[Figure dataset records]
▶
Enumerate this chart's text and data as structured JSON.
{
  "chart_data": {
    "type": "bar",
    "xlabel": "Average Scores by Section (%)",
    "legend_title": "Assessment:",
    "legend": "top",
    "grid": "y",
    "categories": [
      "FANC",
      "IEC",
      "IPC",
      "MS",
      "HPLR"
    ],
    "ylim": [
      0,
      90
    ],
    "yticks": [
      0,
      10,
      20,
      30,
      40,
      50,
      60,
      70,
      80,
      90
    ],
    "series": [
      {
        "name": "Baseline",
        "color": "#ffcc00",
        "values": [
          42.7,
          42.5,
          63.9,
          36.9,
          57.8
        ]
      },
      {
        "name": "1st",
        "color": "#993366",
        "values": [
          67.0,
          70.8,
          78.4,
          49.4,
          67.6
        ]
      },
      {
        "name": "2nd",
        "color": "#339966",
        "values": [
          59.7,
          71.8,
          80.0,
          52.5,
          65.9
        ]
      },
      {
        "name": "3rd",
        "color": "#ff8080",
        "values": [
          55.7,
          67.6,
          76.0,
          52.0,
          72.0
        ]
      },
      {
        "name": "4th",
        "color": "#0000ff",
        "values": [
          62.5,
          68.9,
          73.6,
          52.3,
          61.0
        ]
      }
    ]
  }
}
◀
Goal of the exercise >>
Check each line of the entries above for the word "name". List the ones that have it.

Task response >>
        "name": "Baseline",
        "name": "1st",
        "name": "2nd",
        "name": "3rd",
        "name": "4th",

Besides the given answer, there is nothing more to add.